#### Your instructions:
Could you return the whole listing, character for character?

* * * * * * *

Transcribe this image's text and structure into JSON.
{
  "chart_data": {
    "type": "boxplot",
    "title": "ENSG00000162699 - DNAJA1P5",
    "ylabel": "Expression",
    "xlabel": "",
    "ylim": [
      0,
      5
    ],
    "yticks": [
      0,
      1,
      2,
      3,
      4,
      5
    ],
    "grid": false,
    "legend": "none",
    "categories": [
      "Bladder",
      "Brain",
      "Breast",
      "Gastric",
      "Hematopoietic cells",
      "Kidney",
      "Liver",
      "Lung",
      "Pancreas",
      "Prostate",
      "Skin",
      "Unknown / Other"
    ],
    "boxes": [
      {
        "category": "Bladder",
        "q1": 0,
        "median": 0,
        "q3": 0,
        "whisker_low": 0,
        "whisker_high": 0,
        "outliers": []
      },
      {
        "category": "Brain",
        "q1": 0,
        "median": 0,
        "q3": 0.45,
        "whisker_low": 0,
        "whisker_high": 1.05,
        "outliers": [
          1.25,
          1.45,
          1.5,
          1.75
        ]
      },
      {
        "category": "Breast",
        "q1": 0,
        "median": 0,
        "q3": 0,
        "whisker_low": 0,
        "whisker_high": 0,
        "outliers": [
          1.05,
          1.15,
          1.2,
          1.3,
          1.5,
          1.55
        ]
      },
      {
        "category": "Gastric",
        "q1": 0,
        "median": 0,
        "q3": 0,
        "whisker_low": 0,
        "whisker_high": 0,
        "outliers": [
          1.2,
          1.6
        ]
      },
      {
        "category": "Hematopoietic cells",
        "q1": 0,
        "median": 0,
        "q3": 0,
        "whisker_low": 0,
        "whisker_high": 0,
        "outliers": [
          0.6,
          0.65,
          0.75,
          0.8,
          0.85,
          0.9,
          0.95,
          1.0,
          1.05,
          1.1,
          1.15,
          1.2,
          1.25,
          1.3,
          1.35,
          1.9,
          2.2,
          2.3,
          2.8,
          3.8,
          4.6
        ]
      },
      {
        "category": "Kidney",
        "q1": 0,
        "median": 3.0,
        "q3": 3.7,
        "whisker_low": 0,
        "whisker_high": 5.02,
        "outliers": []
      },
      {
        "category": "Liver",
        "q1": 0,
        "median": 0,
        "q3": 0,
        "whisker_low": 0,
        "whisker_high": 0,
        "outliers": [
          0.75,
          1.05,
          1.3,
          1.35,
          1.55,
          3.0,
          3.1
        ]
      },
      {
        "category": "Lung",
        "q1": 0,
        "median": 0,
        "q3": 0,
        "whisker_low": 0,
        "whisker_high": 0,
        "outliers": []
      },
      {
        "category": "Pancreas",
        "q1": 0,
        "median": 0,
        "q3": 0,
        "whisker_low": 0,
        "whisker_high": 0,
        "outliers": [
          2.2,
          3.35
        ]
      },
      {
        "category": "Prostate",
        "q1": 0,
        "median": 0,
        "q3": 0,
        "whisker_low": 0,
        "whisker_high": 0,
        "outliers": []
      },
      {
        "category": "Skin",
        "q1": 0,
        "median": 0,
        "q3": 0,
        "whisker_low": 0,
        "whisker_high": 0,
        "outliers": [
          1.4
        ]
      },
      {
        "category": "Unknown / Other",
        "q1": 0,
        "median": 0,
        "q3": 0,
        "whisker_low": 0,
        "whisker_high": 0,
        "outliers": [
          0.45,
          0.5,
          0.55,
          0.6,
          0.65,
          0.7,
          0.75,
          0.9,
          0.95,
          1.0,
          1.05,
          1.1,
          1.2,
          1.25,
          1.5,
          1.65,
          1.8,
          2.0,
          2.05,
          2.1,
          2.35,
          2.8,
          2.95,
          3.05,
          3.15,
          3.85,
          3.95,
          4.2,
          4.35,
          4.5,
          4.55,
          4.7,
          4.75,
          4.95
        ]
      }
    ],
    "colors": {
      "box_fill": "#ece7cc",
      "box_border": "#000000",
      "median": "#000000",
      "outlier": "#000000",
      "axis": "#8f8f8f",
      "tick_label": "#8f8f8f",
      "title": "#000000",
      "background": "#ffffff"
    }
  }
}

* * * * * * *

#### Exercise output:
Transcribe this image's text and structure into JSON.
{
  "chart_data": {
    "type": "boxplot",
    "title": "ENSG00000162699 - DNAJA1P5",
    "ylabel": "Expression",
    "xlabel": "",
    "ylim": [
      0,
      5
    ],
    "yticks": [
      0,
      1,
      2,
      3,
      4,
      5
    ],
    "grid": false,
    "legend": "none",
    "categories": [
      "Bladder",
      "Brain",
      "Breast",
      "Gastric",
      "Hematopoietic cells",
      "Kidney",
      "Liver",
      "Lung",
      "Pancreas",
      "Prostate",
      "Skin",
      "Unknown / Other"
    ],
    "boxes": [
      {
        "category": "Bladder",
        "q1": 0,
        "median": 0,
        "q3": 0,
        "whisker_low": 0,
        "whisker_high": 0,
        "outliers": []
      },
      {
        "category": "Brain",
        "q1": 0,
        "median": 0,
        "q3": 0.45,
        "whisker_low": 0,
        "whisker_high": 1.05,
        "outliers": [
          1.25,
          1.45,
          1.5,
          1.75
        ]
      },
      {
        "category": "Breast",
        "q1": 0,
        "median": 0,
        "q3": 0,
        "whisker_low": 0,
        "whisker_high": 0,
        "outliers": [
          1.05,
          1.15,
          1.2,
          1.3,
          1.5,
          1.55
        ]
      },
      {
        "category": "Gastric",
        "q1": 0,
        "median": 0,
        "q3": 0,
        "whisker_low": 0,
        "whisker_high": 0,
        "outliers": [
          1.2,
          1.6
        ]
      },
      {
        "category": "Hematopoietic cells",
        "q1": 0,
        "median": 0,
        "q3": 0,
        "whisker_low": 0,
        "whisker_high": 0,
        "outliers": [
          0.6,
          0.65,
          0.75,
          0.8,
          0.85,
          0.9,
          0.95,
          1.0,
          1.05,
          1.1,
          1.15,
          1.2,
          1.25,
          1.3,
          1.35,
          1.9,
          2.2,
          2.3,
          2.8,
          3.8,
          4.6
        ]
      },
      {
        "category": "Kidney",
        "q1": 0,
        "median": 3.0,
        "q3": 3.7,
        "whisker_low": 0,
        "whisker_high": 5.02,
        "outliers": []
      },
      {
        "category": "Liver",
        "q1": 0,
        "median": 0,
        "q3": 0,
        "whisker_low": 0,
        "whisker_high": 0,
        "outliers": [
          0.75,
          1.05,
          1.3,
          1.35,
          1.55,
          3.0,
          3.1
        ]
      },
      {
        "category": "Lung",
        "q1": 0,
        "median": 0,
        "q3": 0,
        "whisker_low": 0,
        "whisker_high": 0,
        "outliers": []
      },
      {
        "category": "Pancreas",
        "q1": 0,
        "median": 0,
        "q3": 0,
        "whisker_low": 0,
        "whisker_high": 0,
        "outliers": [
          2.2,
          3.35
        ]
      },
      {
        "category": "Prostate",
        "q1": 0,
        "median": 0,
        "q3": 0,
        "whisker_low": 0,
        "whisker_high": 0,
        "outliers": []
      },
      {
        "category": "Skin",
        "q1": 0,
        "median": 0,
        "q3": 0,
        "whisker_low": 0,
        "whisker_high": 0,
        "outliers": [
          1.4
        ]
      },
      {
        "category": "Unknown / Other",
        "q1": 0,
        "median": 0,
        "q3": 0,
        "whisker_low": 0,
        "whisker_high": 0,
        "outliers": [
          0.45,
          0.5,
          0.55,
          0.6,
          0.65,
          0.7,
          0.75,
          0.9,
          0.95,
          1.0,
          1.05,
          1.1,
          1.2,
          1.25,
          1.5,
          1.65,
          1.8,
          2.0,
          2.05,
          2.1,
          2.35,
          2.8,
          2.95,
          3.05,
          3.15,
          3.85,
          3.95,
          4.2,
          4.35,
          4.5,
          4.55,
          4.7,
          4.75,
          4.95
        ]
      }
    ],
    "colors": {
      "box_fill": "#ece7cc",
      "box_border": "#000000",
      "median": "#000000",
      "outlier": "#000000",
      "axis": "#8f8f8f",
      "tick_label": "#8f8f8f",
      "title": "#000000",
      "background": "#ffffff"
    }
  }
}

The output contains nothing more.